**TO BE DONE**
Set out every line bearing the string "with".
(begin)
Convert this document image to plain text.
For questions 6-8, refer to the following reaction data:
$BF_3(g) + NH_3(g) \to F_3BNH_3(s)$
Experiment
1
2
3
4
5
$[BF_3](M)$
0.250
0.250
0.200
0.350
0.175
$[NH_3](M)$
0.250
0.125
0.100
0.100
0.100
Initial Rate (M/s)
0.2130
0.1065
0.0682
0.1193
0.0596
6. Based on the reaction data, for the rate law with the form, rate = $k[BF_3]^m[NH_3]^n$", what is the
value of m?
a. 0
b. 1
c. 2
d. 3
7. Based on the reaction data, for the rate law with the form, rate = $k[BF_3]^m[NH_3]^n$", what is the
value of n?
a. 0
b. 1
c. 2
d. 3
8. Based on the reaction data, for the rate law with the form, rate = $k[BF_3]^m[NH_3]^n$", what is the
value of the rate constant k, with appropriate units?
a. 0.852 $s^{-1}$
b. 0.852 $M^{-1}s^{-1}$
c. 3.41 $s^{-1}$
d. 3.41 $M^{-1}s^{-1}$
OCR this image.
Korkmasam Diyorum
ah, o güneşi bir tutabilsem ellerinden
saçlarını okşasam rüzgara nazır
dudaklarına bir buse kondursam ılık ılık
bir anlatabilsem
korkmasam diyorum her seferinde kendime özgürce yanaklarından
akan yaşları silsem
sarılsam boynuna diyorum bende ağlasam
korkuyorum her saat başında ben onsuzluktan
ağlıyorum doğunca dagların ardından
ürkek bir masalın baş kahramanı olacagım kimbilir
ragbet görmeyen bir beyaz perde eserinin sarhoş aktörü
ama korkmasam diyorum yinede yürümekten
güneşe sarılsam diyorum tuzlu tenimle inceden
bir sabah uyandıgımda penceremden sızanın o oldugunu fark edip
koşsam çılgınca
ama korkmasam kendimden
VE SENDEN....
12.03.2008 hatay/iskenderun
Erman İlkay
(end)
**EXERCISE ANSWER**
6. Based on the reaction data, for the rate law with the form, rate = $k[BF_3]^m[NH_3]^n$", what is the
7. Based on the reaction data, for the rate law with the form, rate = $k[BF_3]^m[NH_3]^n$", what is the
8. Based on the reaction data, for the rate law with the form, rate = $k[BF_3]^m[NH_3]^n$", what is the
value of the rate constant k, with appropriate units?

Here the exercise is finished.